[To do] Copy the government waste text word for word from "The growth of" to "are never read.".

Supplied text below:

And — this will blow your socks off — the Post found that there is tremendous waste, duplication, and lack of accountability. Really? In a government program? "Many security and intelligence agencies do the same work, creating redundancy and waste. For example, 51 federal organizations and military commands, operating in 15 U.S. cities, track the flow of money to and from terrorist networks."

Not only that, but they aren't careful about the way they spend taxpayer dollars. "With so much money to spend, managers do not always worry about whether they are spending it effectively. ' Someone says, let's do another study, and because no one shares information, everyone does their own study,' said Elena Mastors … 'Everybody's just on a spending spree. We don't need all these people doing all this stuff.'"

The growth of counterterrorism spending since 9/11 has been sharp and dramatic. "With the quick infusion of money," write Priest and Arkin, "military and intelligence agencies multiplied. Twenty-four organizations were created by the end of 2001, including the Office of Homeland Security and the Foreign Terrorist Asset Tracking Task Force. In 2002, 37 more were created to track weapons of mass destruction, collect threat tips and coordinate the new focus on counterterrorism. That was followed the next year by 36 new organizations; and 26 after that; and 31 more; and 32 more; and 20 or more each in 2007, 2008 and 2009." These analysts and agents produce an estimated 50,000 reports per year — most of which are never read.

So yes, bravo to the Post. Truly. But why do they tend to notice government waste only when it applies to national security? The Post and other liberal organs have been quick to record how much the wars in Afghanistan and Iraq (particularly Iraq) have cost taxpayers. But they seem much less curious about waste, duplication, and even fraud in other areas of government spending.

If they need ideas about where else to look, they can consult Martin Gross, author of a series of books about the "government racket" (that's one of his titles actually). It may interest the Post to learn that there are 70 different programs in 13 different federal agencies addressing the problem of teen drug abuse. There are 160 different job-training programs, 50 homeless assistance programs, 27 programs to avert teen pregnancy, and 90 programs on early childhood development. According to a recent Government Accountability Office report, "at least 12 federal departments and agencies were responsible for hundreds of community development programs that assist distressed urban communities and their residents. Historically, there is but little coordination among the agencies, posing an unnecessary burden on communities seeking assistance." To say nothing of the taxpayers.

End of Supplied text.
Data section below:

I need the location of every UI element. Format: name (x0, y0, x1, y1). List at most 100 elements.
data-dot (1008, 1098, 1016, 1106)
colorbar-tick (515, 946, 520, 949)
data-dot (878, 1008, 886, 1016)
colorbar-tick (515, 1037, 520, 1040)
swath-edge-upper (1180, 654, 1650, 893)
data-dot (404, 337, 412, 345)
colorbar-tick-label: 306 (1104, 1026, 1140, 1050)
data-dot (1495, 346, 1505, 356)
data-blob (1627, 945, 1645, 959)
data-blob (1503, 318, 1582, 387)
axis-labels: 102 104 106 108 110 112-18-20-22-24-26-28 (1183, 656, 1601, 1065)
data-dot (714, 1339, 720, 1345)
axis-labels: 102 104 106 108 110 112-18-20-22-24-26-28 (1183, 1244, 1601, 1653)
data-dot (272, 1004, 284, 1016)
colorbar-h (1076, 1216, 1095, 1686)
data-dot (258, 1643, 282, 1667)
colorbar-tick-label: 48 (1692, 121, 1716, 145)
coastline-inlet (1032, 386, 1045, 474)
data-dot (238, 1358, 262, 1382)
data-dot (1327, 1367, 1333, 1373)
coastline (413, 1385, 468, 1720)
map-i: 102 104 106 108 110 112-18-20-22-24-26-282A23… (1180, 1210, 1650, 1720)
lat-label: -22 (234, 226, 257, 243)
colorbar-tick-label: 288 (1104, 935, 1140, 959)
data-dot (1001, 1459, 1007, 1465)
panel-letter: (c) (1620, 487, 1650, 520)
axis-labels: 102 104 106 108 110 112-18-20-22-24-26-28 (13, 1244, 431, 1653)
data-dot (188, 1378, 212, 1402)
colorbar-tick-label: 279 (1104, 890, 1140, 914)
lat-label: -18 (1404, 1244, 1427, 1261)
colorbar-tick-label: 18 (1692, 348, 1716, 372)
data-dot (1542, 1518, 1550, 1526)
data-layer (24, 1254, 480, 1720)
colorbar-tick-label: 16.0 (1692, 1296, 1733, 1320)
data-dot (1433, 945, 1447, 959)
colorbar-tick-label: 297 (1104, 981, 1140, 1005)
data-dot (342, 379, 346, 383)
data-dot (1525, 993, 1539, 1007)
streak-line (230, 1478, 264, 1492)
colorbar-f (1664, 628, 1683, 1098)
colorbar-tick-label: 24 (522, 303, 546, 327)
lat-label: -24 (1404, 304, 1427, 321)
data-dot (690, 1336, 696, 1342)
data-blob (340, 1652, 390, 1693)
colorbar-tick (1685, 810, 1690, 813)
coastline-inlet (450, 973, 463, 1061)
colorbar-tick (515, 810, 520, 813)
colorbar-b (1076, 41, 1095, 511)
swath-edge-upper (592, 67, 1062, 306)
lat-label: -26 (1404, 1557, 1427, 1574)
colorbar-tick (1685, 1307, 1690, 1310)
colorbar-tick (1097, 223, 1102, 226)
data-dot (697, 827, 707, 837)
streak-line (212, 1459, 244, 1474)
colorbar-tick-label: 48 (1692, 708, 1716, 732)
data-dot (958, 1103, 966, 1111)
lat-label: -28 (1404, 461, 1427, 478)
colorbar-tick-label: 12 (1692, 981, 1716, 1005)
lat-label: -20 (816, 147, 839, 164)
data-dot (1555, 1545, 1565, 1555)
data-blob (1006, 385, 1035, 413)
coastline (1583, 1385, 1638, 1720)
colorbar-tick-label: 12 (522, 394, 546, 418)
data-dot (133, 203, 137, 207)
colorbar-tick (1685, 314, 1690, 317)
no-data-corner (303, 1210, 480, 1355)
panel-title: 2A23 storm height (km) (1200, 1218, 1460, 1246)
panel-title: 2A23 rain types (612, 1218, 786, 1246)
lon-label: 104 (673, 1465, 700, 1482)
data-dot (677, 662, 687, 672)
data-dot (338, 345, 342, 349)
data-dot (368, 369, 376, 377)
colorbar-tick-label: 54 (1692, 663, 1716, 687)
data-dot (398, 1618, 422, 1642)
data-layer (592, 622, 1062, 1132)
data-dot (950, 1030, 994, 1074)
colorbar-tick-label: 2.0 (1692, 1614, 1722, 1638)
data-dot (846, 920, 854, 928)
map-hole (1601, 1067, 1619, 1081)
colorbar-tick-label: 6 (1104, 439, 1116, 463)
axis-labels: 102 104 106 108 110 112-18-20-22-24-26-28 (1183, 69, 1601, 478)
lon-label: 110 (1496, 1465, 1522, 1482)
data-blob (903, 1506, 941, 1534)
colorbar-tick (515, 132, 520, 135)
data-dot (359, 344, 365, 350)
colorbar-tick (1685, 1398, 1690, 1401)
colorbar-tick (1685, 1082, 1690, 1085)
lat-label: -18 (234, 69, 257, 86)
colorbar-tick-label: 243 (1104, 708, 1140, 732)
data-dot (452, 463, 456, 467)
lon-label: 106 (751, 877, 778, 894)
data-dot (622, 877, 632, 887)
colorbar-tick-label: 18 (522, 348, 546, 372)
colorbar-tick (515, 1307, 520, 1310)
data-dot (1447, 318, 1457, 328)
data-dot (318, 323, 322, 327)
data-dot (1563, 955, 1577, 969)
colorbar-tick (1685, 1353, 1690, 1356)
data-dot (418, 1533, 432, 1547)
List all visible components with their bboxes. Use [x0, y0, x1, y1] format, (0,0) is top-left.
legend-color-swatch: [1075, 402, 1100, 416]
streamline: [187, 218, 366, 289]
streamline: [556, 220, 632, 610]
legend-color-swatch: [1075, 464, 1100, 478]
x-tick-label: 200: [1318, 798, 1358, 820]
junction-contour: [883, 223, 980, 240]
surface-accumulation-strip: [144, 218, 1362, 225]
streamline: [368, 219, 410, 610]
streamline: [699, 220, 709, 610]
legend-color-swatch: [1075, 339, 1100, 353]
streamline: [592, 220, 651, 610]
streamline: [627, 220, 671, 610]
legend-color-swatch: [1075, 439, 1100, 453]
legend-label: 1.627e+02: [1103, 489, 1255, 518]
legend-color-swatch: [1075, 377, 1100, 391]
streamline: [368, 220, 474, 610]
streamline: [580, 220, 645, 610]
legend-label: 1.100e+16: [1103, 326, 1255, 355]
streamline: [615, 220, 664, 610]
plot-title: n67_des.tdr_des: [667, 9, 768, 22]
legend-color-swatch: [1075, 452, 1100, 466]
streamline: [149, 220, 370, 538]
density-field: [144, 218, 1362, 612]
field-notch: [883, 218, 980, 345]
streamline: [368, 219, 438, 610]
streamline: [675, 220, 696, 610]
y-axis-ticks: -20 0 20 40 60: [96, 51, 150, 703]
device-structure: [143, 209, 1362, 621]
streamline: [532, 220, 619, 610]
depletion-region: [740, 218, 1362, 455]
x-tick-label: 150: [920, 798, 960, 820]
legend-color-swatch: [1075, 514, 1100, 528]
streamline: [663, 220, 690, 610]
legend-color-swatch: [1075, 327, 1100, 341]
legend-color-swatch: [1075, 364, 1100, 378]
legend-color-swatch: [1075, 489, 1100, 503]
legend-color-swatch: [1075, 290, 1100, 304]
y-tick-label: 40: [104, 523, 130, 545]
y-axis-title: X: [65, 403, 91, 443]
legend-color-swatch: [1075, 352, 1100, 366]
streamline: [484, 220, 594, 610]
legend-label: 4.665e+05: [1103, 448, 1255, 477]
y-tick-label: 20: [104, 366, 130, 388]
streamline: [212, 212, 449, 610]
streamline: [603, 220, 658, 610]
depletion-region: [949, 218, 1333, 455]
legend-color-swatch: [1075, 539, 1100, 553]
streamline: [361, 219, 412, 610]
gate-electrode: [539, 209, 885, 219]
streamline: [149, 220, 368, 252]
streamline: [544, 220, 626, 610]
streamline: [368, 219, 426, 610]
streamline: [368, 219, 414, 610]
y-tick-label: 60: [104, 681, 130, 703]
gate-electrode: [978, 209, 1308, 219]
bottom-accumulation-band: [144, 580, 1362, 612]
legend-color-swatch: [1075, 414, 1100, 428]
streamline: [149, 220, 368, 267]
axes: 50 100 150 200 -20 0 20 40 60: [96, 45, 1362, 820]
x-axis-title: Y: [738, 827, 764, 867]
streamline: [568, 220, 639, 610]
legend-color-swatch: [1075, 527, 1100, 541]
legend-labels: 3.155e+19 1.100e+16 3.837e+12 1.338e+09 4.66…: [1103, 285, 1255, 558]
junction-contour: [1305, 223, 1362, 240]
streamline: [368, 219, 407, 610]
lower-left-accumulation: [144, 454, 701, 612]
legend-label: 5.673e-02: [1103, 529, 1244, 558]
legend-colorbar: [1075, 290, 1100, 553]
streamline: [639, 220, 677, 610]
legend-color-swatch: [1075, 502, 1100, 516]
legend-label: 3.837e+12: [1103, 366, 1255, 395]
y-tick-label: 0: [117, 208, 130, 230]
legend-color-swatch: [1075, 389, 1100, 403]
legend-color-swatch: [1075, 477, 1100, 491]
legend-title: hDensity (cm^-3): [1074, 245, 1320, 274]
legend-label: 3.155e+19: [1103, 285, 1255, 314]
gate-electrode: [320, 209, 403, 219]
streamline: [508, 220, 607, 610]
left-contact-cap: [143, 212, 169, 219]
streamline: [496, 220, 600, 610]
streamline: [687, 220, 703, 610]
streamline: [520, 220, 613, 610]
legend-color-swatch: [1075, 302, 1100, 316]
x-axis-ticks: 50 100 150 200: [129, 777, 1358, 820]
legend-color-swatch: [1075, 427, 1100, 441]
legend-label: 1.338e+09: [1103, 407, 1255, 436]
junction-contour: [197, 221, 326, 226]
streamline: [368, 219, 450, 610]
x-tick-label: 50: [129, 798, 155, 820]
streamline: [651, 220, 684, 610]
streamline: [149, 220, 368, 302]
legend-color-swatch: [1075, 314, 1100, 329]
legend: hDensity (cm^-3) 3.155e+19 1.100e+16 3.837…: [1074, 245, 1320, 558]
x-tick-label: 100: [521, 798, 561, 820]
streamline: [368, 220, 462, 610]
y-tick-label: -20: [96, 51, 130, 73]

End of Data section.

[Expected answer]
The growth of counterterrorism spending since 9/11 has been sharp and dramatic. "With the quick infusion of money," write Priest and Arkin, "military and intelligence agencies multiplied. Twenty-four organizations were created by the end of 2001, including the Office of Homeland Security and the Foreign Terrorist Asset Tracking Task Force. In 2002, 37 more were created to track weapons of mass destruction, collect threat tips and coordinate the new focus on counterterrorism. That was followed the next year by 36 new organizations; and 26 after that; and 31 more; and 32 more; and 20 or more each in 2007, 2008 and 2009." These analysts and agents produce an estimated 50,000 reports per year — most of which are never read.